begin
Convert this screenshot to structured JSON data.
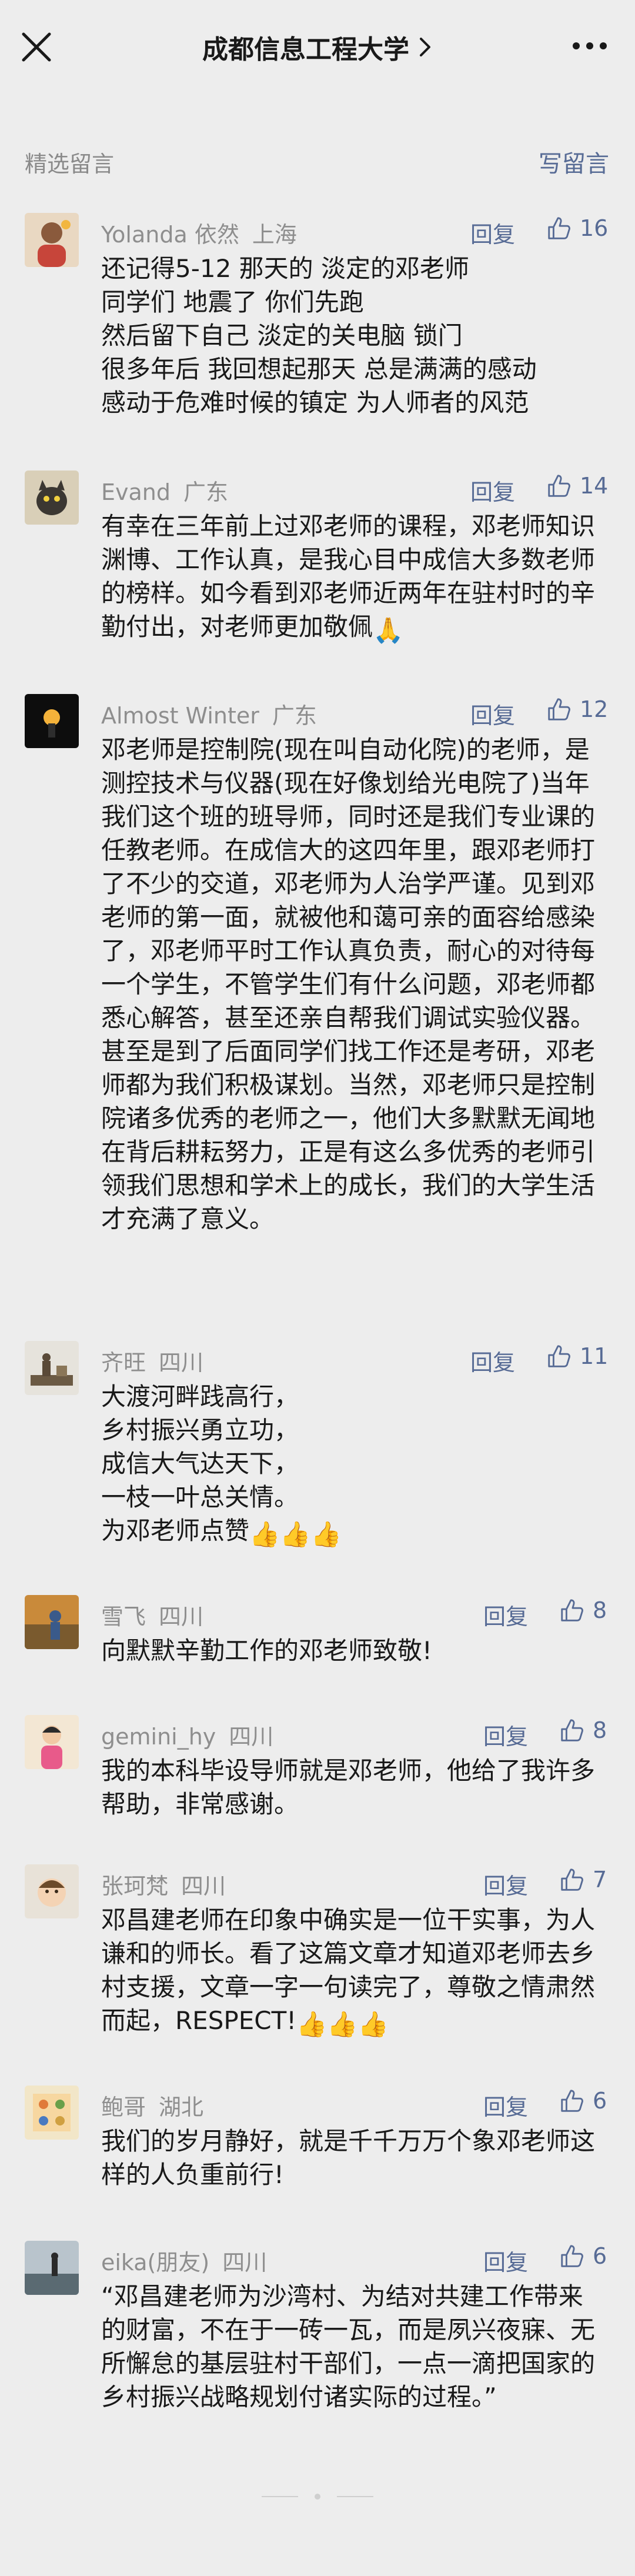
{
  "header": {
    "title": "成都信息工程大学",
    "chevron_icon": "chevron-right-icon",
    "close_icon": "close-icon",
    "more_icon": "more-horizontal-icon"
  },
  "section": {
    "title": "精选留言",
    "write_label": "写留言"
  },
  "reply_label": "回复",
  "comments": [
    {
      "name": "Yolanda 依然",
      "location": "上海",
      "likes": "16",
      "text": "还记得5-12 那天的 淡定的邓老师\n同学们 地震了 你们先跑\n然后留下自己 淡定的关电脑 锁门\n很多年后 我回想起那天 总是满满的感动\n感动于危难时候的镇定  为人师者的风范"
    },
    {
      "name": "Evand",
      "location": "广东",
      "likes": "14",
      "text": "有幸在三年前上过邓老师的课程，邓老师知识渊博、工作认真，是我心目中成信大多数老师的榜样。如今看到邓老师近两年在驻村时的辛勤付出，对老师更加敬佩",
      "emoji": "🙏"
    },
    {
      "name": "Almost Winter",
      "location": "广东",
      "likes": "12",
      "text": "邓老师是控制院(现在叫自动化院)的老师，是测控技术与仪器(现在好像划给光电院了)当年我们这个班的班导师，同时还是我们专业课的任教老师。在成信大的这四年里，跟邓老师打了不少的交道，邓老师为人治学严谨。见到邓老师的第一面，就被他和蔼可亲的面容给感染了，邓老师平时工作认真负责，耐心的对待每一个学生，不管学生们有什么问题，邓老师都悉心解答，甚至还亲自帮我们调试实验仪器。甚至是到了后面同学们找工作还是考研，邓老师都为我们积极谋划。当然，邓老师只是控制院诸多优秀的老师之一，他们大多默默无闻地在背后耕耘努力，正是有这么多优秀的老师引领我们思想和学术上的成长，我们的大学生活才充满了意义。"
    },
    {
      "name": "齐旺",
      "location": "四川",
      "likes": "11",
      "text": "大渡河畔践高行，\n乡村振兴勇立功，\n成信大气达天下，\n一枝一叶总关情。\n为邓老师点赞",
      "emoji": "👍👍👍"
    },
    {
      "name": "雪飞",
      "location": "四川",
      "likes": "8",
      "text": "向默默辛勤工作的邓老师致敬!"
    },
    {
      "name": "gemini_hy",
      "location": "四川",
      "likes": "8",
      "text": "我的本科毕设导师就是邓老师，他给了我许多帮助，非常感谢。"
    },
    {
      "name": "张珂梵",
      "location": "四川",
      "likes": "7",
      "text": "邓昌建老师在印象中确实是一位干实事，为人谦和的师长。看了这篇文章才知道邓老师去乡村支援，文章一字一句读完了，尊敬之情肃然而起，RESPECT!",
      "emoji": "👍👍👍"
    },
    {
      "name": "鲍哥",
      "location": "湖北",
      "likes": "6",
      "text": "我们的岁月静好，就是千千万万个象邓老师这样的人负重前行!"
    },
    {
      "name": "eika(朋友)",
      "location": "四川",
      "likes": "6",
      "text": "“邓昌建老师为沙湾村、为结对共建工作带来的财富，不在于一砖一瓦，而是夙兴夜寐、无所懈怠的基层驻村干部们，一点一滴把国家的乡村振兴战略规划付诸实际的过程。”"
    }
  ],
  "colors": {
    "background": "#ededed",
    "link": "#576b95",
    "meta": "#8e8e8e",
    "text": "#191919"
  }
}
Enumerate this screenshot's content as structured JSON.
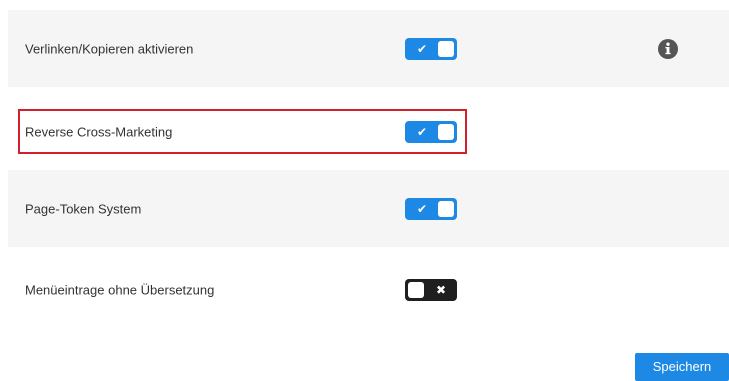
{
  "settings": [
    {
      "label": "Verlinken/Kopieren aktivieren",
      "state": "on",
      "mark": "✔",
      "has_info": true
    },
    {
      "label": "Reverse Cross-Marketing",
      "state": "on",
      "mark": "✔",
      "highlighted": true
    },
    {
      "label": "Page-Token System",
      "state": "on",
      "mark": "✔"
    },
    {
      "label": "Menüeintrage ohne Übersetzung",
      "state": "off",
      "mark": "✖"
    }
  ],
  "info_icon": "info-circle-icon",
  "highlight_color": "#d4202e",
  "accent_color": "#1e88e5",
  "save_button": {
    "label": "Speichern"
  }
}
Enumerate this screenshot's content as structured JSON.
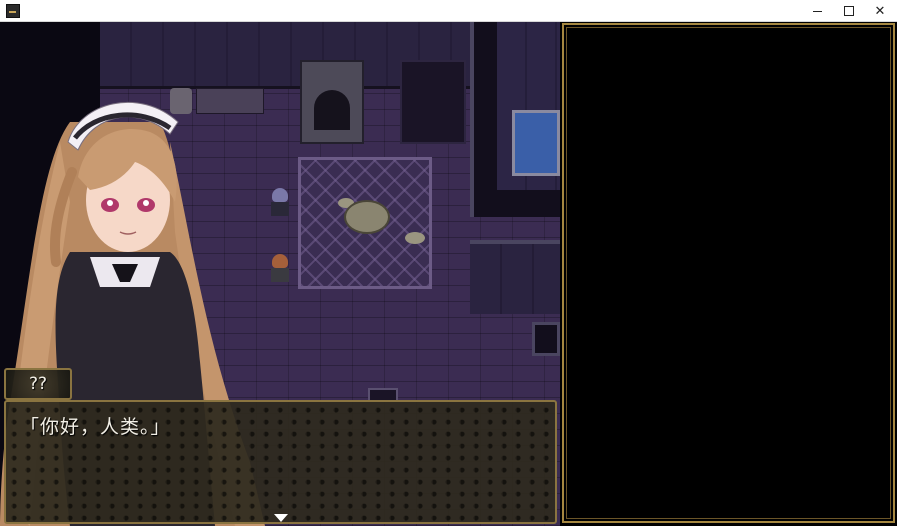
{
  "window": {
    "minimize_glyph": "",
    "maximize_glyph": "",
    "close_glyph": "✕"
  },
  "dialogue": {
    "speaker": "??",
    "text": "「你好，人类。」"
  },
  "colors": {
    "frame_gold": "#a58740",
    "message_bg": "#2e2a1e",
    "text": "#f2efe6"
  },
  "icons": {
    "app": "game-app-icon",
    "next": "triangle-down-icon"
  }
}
end
GIVEN INSTRUCTION: Without the pictures, repeat the listing above exactly.

EXERCISE SOLUTION:
Convert this screenshot to structured JSON data.
{
  "header": {
    "title": "成都信息工程大学",
    "chevron_icon": "chevron-right-icon",
    "close_icon": "close-icon",
    "more_icon": "more-horizontal-icon"
  },
  "section": {
    "title": "精选留言",
    "write_label": "写留言"
  },
  "reply_label": "回复",
  "comments": [
    {
      "name": "Yolanda 依然",
      "location": "上海",
      "likes": "16",
      "text": "还记得5-12 那天的 淡定的邓老师\n同学们 地震了 你们先跑\n然后留下自己 淡定的关电脑 锁门\n很多年后 我回想起那天 总是满满的感动\n感动于危难时候的镇定  为人师者的风范"
    },
    {
      "name": "Evand",
      "location": "广东",
      "likes": "14",
      "text": "有幸在三年前上过邓老师的课程，邓老师知识渊博、工作认真，是我心目中成信大多数老师的榜样。如今看到邓老师近两年在驻村时的辛勤付出，对老师更加敬佩",
      "emoji": "🙏"
    },
    {
      "name": "Almost Winter",
      "location": "广东",
      "likes": "12",
      "text": "邓老师是控制院(现在叫自动化院)的老师，是测控技术与仪器(现在好像划给光电院了)当年我们这个班的班导师，同时还是我们专业课的任教老师。在成信大的这四年里，跟邓老师打了不少的交道，邓老师为人治学严谨。见到邓老师的第一面，就被他和蔼可亲的面容给感染了，邓老师平时工作认真负责，耐心的对待每一个学生，不管学生们有什么问题，邓老师都悉心解答，甚至还亲自帮我们调试实验仪器。甚至是到了后面同学们找工作还是考研，邓老师都为我们积极谋划。当然，邓老师只是控制院诸多优秀的老师之一，他们大多默默无闻地在背后耕耘努力，正是有这么多优秀的老师引领我们思想和学术上的成长，我们的大学生活才充满了意义。"
    },
    {
      "name": "齐旺",
      "location": "四川",
      "likes": "11",
      "text": "大渡河畔践高行，\n乡村振兴勇立功，\n成信大气达天下，\n一枝一叶总关情。\n为邓老师点赞",
      "emoji": "👍👍👍"
    },
    {
      "name": "雪飞",
      "location": "四川",
      "likes": "8",
      "text": "向默默辛勤工作的邓老师致敬!"
    },
    {
      "name": "gemini_hy",
      "location": "四川",
      "likes": "8",
      "text": "我的本科毕设导师就是邓老师，他给了我许多帮助，非常感谢。"
    },
    {
      "name": "张珂梵",
      "location": "四川",
      "likes": "7",
      "text": "邓昌建老师在印象中确实是一位干实事，为人谦和的师长。看了这篇文章才知道邓老师去乡村支援，文章一字一句读完了，尊敬之情肃然而起，RESPECT!",
      "emoji": "👍👍👍"
    },
    {
      "name": "鲍哥",
      "location": "湖北",
      "likes": "6",
      "text": "我们的岁月静好，就是千千万万个象邓老师这样的人负重前行!"
    },
    {
      "name": "eika(朋友)",
      "location": "四川",
      "likes": "6",
      "text": "“邓昌建老师为沙湾村、为结对共建工作带来的财富，不在于一砖一瓦，而是夙兴夜寐、无所懈怠的基层驻村干部们，一点一滴把国家的乡村振兴战略规划付诸实际的过程。”"
    }
  ],
  "colors": {
    "background": "#ededed",
    "link": "#576b95",
    "meta": "#8e8e8e",
    "text": "#191919"
  }
}
Enumerate this screenshot's content as structured JSON.
{
  "settings": [
    {
      "label": "Verlinken/Kopieren aktivieren",
      "state": "on",
      "mark": "✔",
      "has_info": true
    },
    {
      "label": "Reverse Cross-Marketing",
      "state": "on",
      "mark": "✔",
      "highlighted": true
    },
    {
      "label": "Page-Token System",
      "state": "on",
      "mark": "✔"
    },
    {
      "label": "Menüeintrage ohne Übersetzung",
      "state": "off",
      "mark": "✖"
    }
  ],
  "info_icon": "info-circle-icon",
  "highlight_color": "#d4202e",
  "accent_color": "#1e88e5",
  "save_button": {
    "label": "Speichern"
  }
}
Enumerate this screenshot's content as structured JSON.
{
  "window": {
    "minimize_glyph": "",
    "maximize_glyph": "",
    "close_glyph": "✕"
  },
  "dialogue": {
    "speaker": "??",
    "text": "「你好，人类。」"
  },
  "colors": {
    "frame_gold": "#a58740",
    "message_bg": "#2e2a1e",
    "text": "#f2efe6"
  },
  "icons": {
    "app": "game-app-icon",
    "next": "triangle-down-icon"
  }
}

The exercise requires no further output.